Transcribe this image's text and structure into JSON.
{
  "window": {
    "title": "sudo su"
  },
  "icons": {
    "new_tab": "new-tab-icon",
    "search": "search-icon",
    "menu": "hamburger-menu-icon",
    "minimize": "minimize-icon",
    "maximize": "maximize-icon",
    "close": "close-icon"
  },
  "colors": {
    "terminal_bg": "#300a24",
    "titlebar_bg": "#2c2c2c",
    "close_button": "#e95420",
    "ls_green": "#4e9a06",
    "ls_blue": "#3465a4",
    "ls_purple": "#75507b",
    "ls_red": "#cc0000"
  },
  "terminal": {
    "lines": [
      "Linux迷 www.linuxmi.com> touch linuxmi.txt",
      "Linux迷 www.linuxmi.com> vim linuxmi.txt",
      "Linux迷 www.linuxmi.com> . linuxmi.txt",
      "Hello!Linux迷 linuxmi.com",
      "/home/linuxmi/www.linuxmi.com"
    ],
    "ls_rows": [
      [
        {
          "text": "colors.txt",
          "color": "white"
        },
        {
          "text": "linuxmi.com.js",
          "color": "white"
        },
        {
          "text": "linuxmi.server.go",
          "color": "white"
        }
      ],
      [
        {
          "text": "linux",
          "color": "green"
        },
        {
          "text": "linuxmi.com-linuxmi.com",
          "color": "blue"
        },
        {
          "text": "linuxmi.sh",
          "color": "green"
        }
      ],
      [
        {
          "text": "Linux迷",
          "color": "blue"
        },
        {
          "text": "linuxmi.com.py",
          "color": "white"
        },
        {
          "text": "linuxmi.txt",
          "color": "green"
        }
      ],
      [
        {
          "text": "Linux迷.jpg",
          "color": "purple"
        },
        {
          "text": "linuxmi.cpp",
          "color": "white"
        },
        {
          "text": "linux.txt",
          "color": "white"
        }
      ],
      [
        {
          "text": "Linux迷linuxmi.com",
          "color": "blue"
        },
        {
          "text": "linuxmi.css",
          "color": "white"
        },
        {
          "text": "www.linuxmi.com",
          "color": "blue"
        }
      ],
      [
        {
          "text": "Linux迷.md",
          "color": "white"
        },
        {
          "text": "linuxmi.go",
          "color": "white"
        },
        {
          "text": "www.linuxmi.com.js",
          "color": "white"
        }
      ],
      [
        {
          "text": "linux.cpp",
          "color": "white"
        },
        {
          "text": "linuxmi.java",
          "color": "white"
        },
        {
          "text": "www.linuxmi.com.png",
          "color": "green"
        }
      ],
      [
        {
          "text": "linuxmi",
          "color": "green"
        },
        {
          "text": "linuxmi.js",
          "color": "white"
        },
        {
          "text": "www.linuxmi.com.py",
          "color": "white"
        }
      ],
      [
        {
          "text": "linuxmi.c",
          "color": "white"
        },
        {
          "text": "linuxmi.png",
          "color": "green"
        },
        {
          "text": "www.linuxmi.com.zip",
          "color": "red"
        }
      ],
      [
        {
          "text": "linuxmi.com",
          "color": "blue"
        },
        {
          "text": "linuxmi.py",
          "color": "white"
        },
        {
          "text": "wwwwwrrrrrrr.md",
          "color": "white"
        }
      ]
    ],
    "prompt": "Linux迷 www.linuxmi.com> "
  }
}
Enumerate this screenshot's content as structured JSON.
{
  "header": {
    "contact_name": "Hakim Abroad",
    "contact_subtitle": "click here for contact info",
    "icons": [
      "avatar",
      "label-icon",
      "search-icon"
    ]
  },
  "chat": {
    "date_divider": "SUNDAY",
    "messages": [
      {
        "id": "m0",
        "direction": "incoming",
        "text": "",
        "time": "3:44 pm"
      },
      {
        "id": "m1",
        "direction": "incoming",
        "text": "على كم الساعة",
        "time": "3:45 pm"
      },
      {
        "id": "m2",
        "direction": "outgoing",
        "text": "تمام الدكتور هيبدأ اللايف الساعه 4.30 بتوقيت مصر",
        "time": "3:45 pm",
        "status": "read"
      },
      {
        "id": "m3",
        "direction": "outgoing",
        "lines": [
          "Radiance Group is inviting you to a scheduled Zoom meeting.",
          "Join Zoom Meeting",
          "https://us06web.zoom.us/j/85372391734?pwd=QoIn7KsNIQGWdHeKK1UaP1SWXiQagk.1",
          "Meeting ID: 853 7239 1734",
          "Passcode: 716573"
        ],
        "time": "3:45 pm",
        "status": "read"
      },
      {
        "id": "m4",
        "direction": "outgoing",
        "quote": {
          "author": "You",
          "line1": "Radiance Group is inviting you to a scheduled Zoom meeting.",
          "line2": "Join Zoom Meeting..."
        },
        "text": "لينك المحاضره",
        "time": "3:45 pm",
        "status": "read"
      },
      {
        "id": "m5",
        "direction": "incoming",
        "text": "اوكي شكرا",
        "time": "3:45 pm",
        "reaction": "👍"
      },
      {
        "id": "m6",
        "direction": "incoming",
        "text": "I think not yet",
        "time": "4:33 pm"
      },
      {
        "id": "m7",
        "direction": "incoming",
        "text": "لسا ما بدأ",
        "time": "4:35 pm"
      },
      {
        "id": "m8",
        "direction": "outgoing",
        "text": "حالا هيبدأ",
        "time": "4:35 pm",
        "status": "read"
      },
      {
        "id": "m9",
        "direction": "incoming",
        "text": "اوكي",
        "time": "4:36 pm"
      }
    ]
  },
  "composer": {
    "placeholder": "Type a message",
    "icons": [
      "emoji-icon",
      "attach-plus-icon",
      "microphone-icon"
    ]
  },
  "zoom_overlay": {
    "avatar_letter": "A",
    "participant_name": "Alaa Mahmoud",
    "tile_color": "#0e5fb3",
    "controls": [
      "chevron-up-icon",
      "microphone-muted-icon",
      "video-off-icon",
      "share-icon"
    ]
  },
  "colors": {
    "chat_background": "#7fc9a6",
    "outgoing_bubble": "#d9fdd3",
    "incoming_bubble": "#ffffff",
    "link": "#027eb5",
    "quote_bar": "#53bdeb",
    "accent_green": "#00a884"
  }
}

○ ○ ○ ○ ○ ○ ○

Using the entries above, please restate each one word for word.

FULL ANSWER:
Transcribe this image's text and structure into JSON.
{
  "window": {
    "title": "sudo su"
  },
  "icons": {
    "new_tab": "new-tab-icon",
    "search": "search-icon",
    "menu": "hamburger-menu-icon",
    "minimize": "minimize-icon",
    "maximize": "maximize-icon",
    "close": "close-icon"
  },
  "colors": {
    "terminal_bg": "#300a24",
    "titlebar_bg": "#2c2c2c",
    "close_button": "#e95420",
    "ls_green": "#4e9a06",
    "ls_blue": "#3465a4",
    "ls_purple": "#75507b",
    "ls_red": "#cc0000"
  },
  "terminal": {
    "lines": [
      "Linux迷 www.linuxmi.com> touch linuxmi.txt",
      "Linux迷 www.linuxmi.com> vim linuxmi.txt",
      "Linux迷 www.linuxmi.com> . linuxmi.txt",
      "Hello!Linux迷 linuxmi.com",
      "/home/linuxmi/www.linuxmi.com"
    ],
    "ls_rows": [
      [
        {
          "text": "colors.txt",
          "color": "white"
        },
        {
          "text": "linuxmi.com.js",
          "color": "white"
        },
        {
          "text": "linuxmi.server.go",
          "color": "white"
        }
      ],
      [
        {
          "text": "linux",
          "color": "green"
        },
        {
          "text": "linuxmi.com-linuxmi.com",
          "color": "blue"
        },
        {
          "text": "linuxmi.sh",
          "color": "green"
        }
      ],
      [
        {
          "text": "Linux迷",
          "color": "blue"
        },
        {
          "text": "linuxmi.com.py",
          "color": "white"
        },
        {
          "text": "linuxmi.txt",
          "color": "green"
        }
      ],
      [
        {
          "text": "Linux迷.jpg",
          "color": "purple"
        },
        {
          "text": "linuxmi.cpp",
          "color": "white"
        },
        {
          "text": "linux.txt",
          "color": "white"
        }
      ],
      [
        {
          "text": "Linux迷linuxmi.com",
          "color": "blue"
        },
        {
          "text": "linuxmi.css",
          "color": "white"
        },
        {
          "text": "www.linuxmi.com",
          "color": "blue"
        }
      ],
      [
        {
          "text": "Linux迷.md",
          "color": "white"
        },
        {
          "text": "linuxmi.go",
          "color": "white"
        },
        {
          "text": "www.linuxmi.com.js",
          "color": "white"
        }
      ],
      [
        {
          "text": "linux.cpp",
          "color": "white"
        },
        {
          "text": "linuxmi.java",
          "color": "white"
        },
        {
          "text": "www.linuxmi.com.png",
          "color": "green"
        }
      ],
      [
        {
          "text": "linuxmi",
          "color": "green"
        },
        {
          "text": "linuxmi.js",
          "color": "white"
        },
        {
          "text": "www.linuxmi.com.py",
          "color": "white"
        }
      ],
      [
        {
          "text": "linuxmi.c",
          "color": "white"
        },
        {
          "text": "linuxmi.png",
          "color": "green"
        },
        {
          "text": "www.linuxmi.com.zip",
          "color": "red"
        }
      ],
      [
        {
          "text": "linuxmi.com",
          "color": "blue"
        },
        {
          "text": "linuxmi.py",
          "color": "white"
        },
        {
          "text": "wwwwwrrrrrrr.md",
          "color": "white"
        }
      ]
    ],
    "prompt": "Linux迷 www.linuxmi.com> "
  }
}
Enumerate this screenshot's content as structured JSON.
{
  "header": {
    "contact_name": "Hakim Abroad",
    "contact_subtitle": "click here for contact info",
    "icons": [
      "avatar",
      "label-icon",
      "search-icon"
    ]
  },
  "chat": {
    "date_divider": "SUNDAY",
    "messages": [
      {
        "id": "m0",
        "direction": "incoming",
        "text": "",
        "time": "3:44 pm"
      },
      {
        "id": "m1",
        "direction": "incoming",
        "text": "على كم الساعة",
        "time": "3:45 pm"
      },
      {
        "id": "m2",
        "direction": "outgoing",
        "text": "تمام الدكتور هيبدأ اللايف الساعه 4.30 بتوقيت مصر",
        "time": "3:45 pm",
        "status": "read"
      },
      {
        "id": "m3",
        "direction": "outgoing",
        "lines": [
          "Radiance Group is inviting you to a scheduled Zoom meeting.",
          "Join Zoom Meeting",
          "https://us06web.zoom.us/j/85372391734?pwd=QoIn7KsNIQGWdHeKK1UaP1SWXiQagk.1",
          "Meeting ID: 853 7239 1734",
          "Passcode: 716573"
        ],
        "time": "3:45 pm",
        "status": "read"
      },
      {
        "id": "m4",
        "direction": "outgoing",
        "quote": {
          "author": "You",
          "line1": "Radiance Group is inviting you to a scheduled Zoom meeting.",
          "line2": "Join Zoom Meeting..."
        },
        "text": "لينك المحاضره",
        "time": "3:45 pm",
        "status": "read"
      },
      {
        "id": "m5",
        "direction": "incoming",
        "text": "اوكي شكرا",
        "time": "3:45 pm",
        "reaction": "👍"
      },
      {
        "id": "m6",
        "direction": "incoming",
        "text": "I think not yet",
        "time": "4:33 pm"
      },
      {
        "id": "m7",
        "direction": "incoming",
        "text": "لسا ما بدأ",
        "time": "4:35 pm"
      },
      {
        "id": "m8",
        "direction": "outgoing",
        "text": "حالا هيبدأ",
        "time": "4:35 pm",
        "status": "read"
      },
      {
        "id": "m9",
        "direction": "incoming",
        "text": "اوكي",
        "time": "4:36 pm"
      }
    ]
  },
  "composer": {
    "placeholder": "Type a message",
    "icons": [
      "emoji-icon",
      "attach-plus-icon",
      "microphone-icon"
    ]
  },
  "zoom_overlay": {
    "avatar_letter": "A",
    "participant_name": "Alaa Mahmoud",
    "tile_color": "#0e5fb3",
    "controls": [
      "chevron-up-icon",
      "microphone-muted-icon",
      "video-off-icon",
      "share-icon"
    ]
  },
  "colors": {
    "chat_background": "#7fc9a6",
    "outgoing_bubble": "#d9fdd3",
    "incoming_bubble": "#ffffff",
    "link": "#027eb5",
    "quote_bar": "#53bdeb",
    "accent_green": "#00a884"
  }
}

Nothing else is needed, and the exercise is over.